#### Directive
In the entries below, count every line with the string "data". State the count and nothing else.

#### Task inputs
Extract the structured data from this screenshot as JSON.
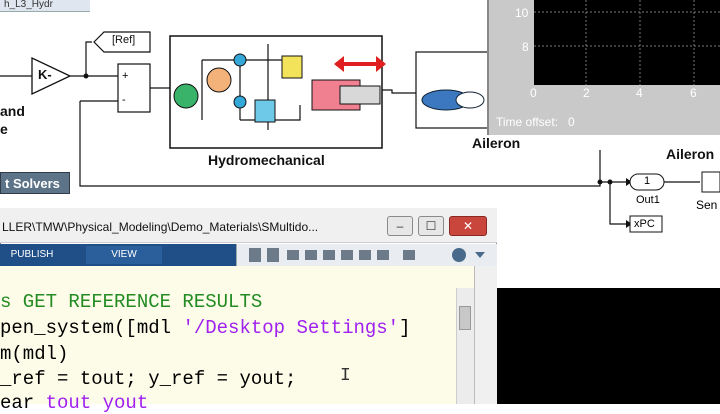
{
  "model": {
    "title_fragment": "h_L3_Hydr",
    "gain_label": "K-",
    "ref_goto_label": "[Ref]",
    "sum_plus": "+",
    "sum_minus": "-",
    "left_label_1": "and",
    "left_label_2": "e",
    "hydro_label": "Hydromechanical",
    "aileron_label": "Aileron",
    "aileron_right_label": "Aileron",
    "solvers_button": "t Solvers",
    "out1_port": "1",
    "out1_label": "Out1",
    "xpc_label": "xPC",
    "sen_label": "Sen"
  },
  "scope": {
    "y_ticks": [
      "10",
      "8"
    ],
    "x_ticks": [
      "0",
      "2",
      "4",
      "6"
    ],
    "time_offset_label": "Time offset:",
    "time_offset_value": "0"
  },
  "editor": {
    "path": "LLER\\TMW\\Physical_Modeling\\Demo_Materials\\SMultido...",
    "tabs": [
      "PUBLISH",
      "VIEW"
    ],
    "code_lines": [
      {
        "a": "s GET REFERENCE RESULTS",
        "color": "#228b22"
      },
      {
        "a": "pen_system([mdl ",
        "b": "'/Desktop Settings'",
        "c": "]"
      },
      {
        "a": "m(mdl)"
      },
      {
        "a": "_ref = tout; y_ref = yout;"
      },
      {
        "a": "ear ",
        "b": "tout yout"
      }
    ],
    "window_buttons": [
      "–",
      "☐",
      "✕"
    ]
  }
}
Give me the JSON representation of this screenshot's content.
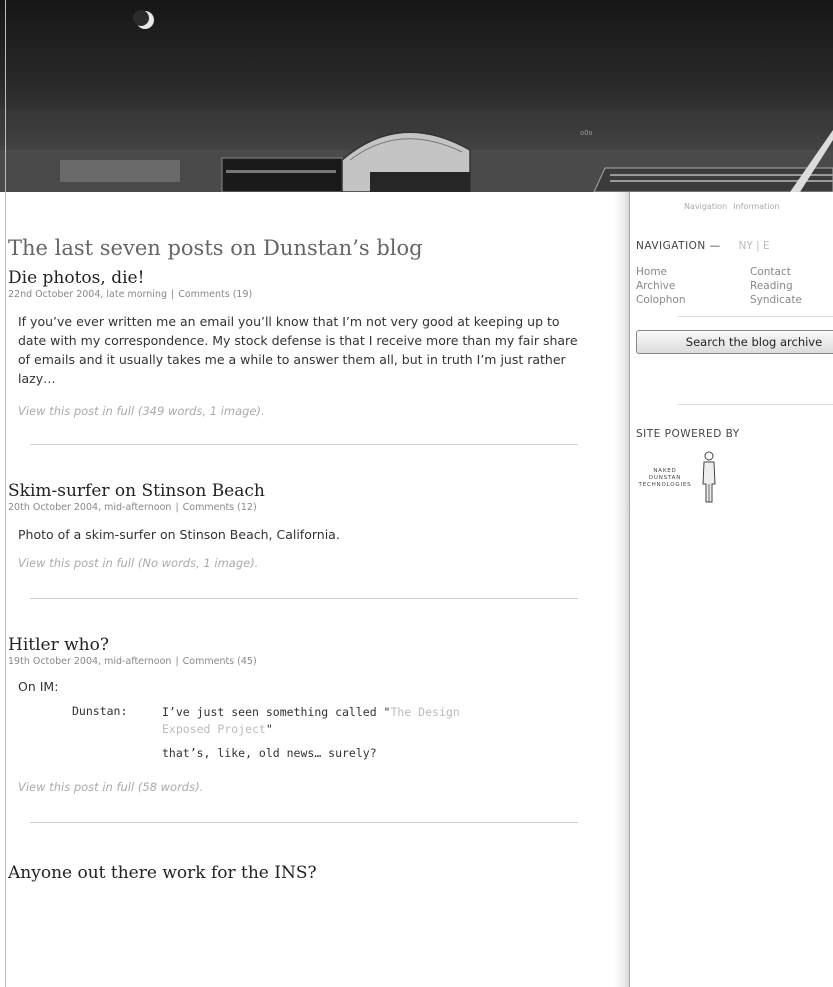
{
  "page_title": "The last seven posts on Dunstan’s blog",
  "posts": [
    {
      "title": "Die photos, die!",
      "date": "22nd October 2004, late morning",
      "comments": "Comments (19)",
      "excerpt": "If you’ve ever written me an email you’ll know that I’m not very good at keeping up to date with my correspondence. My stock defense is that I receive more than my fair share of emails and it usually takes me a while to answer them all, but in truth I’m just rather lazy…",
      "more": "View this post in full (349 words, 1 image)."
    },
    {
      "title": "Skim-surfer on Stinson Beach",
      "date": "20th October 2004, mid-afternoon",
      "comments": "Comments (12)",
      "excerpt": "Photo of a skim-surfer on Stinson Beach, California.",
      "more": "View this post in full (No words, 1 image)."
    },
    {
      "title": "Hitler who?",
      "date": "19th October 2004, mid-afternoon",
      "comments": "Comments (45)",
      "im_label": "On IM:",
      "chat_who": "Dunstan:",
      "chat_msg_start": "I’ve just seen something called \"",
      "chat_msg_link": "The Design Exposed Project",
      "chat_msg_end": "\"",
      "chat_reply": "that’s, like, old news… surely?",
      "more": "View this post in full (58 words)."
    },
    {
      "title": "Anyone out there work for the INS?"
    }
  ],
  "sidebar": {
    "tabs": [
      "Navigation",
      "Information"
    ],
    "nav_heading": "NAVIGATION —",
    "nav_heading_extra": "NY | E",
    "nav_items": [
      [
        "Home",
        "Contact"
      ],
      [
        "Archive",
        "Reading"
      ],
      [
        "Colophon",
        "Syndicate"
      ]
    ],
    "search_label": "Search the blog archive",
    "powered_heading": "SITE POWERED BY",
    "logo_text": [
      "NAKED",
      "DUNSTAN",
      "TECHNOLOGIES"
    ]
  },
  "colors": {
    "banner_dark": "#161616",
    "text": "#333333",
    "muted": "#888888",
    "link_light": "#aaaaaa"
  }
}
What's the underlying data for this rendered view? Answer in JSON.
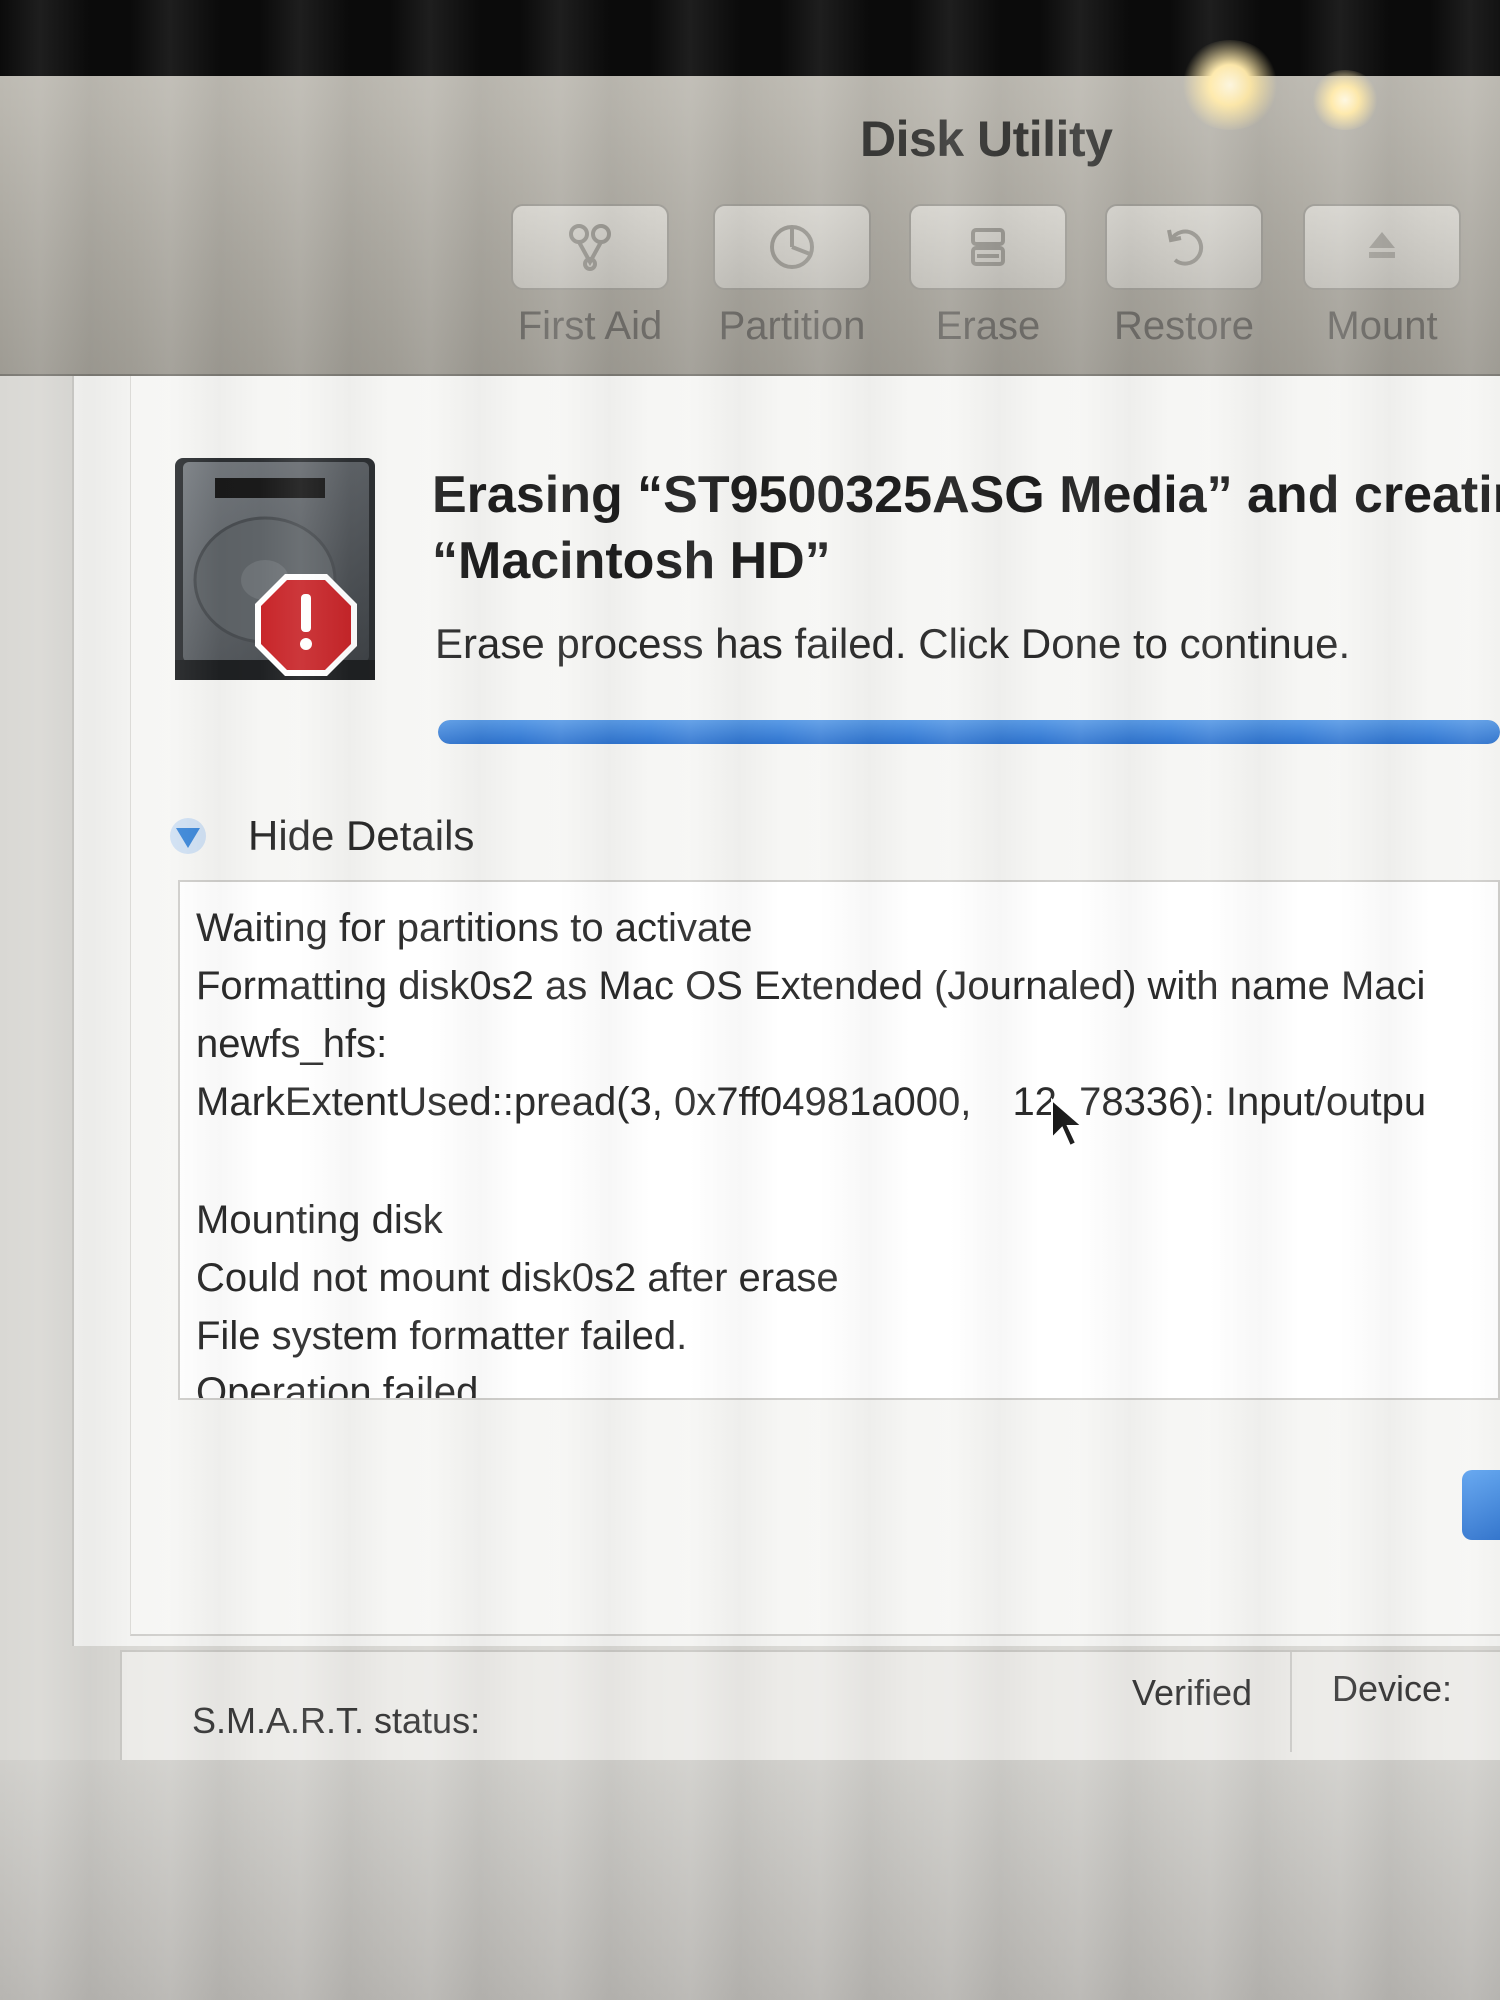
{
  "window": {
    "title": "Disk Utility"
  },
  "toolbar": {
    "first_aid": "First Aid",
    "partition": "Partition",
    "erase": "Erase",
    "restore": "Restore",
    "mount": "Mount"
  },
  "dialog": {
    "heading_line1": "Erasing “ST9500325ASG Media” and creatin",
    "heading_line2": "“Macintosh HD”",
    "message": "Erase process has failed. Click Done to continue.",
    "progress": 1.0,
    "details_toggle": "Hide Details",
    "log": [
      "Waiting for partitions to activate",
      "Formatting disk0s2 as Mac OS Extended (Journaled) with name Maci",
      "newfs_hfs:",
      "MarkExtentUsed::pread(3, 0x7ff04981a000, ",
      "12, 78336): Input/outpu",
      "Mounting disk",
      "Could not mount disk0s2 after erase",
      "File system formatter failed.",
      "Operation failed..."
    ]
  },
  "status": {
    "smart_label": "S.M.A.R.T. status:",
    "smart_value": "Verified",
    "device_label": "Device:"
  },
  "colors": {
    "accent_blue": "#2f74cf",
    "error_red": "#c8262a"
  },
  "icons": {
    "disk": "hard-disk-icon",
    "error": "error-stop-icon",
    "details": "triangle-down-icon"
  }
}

#### Result for this exercise
2